Given exercise: Among the records below, find each line that includes the string "JSON" and copy it.
──────── Dataset rows
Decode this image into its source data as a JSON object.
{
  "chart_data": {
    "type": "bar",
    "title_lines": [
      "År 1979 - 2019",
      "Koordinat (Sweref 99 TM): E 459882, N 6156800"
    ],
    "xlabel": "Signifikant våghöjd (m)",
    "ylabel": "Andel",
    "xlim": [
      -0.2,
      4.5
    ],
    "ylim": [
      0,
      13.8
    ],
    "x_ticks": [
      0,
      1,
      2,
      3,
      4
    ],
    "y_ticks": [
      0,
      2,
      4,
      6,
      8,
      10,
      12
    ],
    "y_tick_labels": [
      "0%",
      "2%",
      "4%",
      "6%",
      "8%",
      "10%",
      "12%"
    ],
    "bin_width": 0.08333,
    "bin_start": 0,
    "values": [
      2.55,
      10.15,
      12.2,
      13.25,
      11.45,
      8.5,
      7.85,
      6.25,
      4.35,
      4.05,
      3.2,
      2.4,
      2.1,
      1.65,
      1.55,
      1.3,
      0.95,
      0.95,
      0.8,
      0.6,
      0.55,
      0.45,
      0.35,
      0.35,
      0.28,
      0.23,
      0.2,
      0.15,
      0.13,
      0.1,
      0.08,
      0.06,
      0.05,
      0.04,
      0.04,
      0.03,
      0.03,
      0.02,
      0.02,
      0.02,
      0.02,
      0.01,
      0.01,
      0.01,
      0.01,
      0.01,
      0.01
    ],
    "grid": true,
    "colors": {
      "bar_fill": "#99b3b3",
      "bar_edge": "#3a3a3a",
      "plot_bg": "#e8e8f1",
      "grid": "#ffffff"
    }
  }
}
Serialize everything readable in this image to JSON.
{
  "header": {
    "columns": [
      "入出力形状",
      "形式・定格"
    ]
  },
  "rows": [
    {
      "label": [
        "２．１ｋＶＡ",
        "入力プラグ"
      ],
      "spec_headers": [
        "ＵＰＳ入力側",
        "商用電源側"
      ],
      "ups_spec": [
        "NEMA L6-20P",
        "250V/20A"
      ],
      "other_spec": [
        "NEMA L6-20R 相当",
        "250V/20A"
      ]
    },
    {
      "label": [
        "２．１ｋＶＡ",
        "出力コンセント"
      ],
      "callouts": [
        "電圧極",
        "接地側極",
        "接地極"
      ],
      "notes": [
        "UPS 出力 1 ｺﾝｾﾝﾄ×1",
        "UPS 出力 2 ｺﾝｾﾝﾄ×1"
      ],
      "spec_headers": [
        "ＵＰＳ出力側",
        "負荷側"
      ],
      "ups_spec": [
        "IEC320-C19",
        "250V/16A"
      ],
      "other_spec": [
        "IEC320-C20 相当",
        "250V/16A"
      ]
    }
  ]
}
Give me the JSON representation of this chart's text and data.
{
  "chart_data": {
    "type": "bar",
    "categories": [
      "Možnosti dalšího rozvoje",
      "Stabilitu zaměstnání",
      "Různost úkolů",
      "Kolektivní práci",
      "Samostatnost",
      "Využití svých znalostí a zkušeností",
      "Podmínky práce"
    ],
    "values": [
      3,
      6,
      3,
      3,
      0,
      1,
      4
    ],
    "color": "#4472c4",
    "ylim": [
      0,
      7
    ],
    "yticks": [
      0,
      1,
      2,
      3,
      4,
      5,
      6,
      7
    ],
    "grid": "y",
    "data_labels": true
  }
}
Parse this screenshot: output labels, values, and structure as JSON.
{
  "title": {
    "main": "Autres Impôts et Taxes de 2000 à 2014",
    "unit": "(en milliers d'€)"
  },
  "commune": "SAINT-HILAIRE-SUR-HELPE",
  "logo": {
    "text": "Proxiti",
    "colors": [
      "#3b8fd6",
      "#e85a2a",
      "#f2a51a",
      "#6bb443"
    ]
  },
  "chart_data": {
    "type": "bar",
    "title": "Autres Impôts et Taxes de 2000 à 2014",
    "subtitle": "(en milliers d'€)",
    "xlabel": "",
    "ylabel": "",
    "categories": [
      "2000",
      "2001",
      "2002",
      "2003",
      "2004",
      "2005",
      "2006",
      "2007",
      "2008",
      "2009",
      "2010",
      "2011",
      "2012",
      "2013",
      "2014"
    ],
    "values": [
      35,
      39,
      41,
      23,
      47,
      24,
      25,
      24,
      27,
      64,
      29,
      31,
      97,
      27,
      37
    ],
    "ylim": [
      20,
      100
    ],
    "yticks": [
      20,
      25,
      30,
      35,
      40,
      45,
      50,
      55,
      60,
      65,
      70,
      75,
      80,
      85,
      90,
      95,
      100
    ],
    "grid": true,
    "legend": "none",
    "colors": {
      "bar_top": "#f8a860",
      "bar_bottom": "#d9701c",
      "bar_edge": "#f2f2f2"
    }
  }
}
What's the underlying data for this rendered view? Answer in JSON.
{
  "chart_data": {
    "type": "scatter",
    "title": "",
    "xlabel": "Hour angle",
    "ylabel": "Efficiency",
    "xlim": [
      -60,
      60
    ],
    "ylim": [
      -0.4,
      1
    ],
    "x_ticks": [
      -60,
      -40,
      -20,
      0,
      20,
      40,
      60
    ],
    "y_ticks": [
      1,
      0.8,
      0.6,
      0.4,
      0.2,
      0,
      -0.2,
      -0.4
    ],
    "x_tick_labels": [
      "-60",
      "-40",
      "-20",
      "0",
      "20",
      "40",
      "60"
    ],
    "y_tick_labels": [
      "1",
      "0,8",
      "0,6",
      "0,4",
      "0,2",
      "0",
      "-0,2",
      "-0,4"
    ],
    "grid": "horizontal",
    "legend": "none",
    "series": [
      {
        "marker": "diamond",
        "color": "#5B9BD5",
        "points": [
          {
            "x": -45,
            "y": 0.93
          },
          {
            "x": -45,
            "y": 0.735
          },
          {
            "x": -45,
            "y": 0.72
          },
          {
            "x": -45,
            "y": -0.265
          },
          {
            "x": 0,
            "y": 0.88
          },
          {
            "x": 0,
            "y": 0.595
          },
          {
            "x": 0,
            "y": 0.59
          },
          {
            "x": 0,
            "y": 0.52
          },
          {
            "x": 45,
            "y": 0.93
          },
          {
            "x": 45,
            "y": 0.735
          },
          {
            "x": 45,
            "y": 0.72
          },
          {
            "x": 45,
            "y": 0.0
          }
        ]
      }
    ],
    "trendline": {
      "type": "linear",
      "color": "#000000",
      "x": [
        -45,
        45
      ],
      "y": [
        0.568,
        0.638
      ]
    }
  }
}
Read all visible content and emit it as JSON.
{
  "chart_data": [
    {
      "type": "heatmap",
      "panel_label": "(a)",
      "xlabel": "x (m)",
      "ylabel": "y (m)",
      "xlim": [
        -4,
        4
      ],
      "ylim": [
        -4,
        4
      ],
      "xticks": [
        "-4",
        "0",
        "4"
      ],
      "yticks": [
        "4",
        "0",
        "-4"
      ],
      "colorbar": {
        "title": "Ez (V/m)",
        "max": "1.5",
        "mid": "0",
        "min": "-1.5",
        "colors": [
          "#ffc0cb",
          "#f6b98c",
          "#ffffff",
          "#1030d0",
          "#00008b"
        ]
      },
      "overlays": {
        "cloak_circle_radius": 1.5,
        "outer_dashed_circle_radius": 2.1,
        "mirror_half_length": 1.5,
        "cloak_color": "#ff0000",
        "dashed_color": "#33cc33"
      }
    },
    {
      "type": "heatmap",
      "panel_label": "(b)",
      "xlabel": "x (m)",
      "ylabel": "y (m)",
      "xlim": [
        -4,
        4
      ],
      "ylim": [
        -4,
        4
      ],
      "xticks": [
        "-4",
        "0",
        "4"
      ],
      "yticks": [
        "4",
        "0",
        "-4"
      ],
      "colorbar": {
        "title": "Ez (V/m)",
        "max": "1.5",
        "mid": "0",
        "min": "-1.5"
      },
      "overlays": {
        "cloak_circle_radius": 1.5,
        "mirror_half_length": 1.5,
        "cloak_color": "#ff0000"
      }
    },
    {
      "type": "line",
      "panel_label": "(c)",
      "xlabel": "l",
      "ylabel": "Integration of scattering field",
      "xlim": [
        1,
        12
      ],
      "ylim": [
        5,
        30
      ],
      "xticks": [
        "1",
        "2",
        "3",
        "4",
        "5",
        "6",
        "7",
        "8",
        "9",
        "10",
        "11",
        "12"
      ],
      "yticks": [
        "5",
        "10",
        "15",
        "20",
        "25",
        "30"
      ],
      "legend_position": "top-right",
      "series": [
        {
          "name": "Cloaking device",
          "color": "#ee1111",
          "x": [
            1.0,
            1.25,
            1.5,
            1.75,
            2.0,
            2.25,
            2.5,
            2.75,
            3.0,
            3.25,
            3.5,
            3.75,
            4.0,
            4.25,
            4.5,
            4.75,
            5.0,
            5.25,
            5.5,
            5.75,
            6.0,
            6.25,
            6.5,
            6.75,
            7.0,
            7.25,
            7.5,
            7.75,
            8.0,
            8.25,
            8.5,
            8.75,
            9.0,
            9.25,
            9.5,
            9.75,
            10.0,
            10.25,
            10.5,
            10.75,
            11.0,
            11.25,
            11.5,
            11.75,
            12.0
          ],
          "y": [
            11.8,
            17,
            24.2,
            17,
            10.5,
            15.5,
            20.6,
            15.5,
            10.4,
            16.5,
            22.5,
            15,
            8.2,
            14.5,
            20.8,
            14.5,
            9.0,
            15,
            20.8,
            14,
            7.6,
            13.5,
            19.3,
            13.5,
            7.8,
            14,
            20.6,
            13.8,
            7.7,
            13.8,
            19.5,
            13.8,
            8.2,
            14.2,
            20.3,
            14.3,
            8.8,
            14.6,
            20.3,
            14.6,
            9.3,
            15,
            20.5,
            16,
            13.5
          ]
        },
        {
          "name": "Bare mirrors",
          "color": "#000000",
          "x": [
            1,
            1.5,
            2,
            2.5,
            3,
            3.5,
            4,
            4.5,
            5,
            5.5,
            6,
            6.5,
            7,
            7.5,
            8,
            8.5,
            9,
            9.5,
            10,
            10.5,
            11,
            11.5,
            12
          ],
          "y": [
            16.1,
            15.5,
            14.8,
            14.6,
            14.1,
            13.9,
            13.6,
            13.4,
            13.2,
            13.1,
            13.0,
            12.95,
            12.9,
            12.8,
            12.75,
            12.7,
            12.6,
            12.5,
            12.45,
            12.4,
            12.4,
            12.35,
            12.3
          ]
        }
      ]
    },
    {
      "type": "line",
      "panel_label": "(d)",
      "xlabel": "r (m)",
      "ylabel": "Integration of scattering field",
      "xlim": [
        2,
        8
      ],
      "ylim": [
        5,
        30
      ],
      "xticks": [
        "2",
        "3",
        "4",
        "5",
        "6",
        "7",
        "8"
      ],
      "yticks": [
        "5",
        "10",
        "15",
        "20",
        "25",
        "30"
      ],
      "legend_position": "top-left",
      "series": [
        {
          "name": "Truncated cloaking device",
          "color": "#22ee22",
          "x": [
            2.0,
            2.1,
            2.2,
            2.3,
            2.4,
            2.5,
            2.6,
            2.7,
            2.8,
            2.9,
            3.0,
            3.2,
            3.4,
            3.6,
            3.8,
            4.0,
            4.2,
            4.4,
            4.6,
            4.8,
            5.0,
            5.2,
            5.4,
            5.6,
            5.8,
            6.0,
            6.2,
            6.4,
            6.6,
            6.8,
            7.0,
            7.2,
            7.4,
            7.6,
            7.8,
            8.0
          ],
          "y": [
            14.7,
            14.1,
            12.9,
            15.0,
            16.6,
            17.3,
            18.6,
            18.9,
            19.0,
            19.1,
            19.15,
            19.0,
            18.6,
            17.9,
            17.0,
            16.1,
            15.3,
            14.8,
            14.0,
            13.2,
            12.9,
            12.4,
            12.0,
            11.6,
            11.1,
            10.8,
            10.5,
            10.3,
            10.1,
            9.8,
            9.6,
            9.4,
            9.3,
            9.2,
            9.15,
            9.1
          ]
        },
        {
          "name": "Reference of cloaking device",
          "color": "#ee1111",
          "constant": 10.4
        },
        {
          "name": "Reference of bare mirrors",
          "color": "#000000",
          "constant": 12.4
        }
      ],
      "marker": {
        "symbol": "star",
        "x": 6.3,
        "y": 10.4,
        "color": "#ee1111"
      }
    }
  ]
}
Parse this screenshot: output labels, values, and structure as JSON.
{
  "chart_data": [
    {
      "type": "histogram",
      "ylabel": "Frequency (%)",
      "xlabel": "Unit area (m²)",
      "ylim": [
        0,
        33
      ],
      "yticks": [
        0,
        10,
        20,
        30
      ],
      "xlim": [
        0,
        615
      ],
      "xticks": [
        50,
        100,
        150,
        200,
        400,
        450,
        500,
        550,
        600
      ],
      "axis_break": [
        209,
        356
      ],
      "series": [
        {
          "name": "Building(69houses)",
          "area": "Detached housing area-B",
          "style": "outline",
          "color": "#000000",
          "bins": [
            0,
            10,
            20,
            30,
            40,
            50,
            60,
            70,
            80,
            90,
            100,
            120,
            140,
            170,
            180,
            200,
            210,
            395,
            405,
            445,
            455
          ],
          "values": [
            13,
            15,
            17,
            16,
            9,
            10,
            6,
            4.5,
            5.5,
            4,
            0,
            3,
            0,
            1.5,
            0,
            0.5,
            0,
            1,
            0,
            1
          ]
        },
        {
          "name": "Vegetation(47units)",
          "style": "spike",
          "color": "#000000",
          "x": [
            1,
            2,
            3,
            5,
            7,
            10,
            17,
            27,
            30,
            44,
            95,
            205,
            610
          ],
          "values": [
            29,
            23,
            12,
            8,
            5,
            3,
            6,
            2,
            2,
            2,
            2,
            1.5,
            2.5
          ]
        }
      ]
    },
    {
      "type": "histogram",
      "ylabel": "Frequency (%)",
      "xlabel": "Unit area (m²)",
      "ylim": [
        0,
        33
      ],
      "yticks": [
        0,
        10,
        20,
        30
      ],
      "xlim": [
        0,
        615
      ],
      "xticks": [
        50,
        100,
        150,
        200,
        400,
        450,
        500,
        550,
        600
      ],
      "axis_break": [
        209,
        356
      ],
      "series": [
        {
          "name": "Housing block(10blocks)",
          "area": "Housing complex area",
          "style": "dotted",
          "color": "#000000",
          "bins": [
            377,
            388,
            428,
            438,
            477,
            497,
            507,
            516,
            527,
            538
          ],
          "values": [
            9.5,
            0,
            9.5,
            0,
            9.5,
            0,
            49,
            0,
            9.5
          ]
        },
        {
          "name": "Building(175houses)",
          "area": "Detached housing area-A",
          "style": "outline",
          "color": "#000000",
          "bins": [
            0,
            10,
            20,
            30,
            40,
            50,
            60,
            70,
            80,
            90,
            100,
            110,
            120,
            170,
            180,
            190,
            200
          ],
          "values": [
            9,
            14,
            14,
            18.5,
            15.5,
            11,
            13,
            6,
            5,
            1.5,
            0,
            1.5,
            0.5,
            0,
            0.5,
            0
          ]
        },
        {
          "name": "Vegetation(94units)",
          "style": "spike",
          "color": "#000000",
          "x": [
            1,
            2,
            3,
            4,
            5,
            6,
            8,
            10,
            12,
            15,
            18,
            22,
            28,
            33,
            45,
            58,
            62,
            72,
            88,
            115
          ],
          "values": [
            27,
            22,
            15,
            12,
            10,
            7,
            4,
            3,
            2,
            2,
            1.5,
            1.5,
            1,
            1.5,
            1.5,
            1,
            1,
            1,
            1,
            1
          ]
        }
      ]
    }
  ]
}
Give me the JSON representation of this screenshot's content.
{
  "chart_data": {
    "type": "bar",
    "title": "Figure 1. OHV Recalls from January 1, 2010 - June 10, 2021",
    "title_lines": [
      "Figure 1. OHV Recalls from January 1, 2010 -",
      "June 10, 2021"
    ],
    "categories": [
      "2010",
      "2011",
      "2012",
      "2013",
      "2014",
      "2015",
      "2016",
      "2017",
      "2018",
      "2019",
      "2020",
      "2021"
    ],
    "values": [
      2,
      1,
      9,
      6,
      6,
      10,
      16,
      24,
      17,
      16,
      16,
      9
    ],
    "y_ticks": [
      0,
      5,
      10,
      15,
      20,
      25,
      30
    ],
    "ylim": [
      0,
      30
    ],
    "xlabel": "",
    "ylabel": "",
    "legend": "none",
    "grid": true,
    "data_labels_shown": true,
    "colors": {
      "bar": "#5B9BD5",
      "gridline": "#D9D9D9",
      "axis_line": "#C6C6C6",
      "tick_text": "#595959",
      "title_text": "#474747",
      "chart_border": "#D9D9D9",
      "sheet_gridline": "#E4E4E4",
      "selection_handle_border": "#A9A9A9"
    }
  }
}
────────────────
Task solution:
Decode this image into its source data as a JSON object.
Serialize everything readable in this image to JSON.
Give me the JSON representation of this chart's text and data.
Parse this screenshot: output labels, values, and structure as JSON.
What's the underlying data for this rendered view? Answer in JSON.
Read all visible content and emit it as JSON.
Parse this screenshot: output labels, values, and structure as JSON.
Give me the JSON representation of this screenshot's content.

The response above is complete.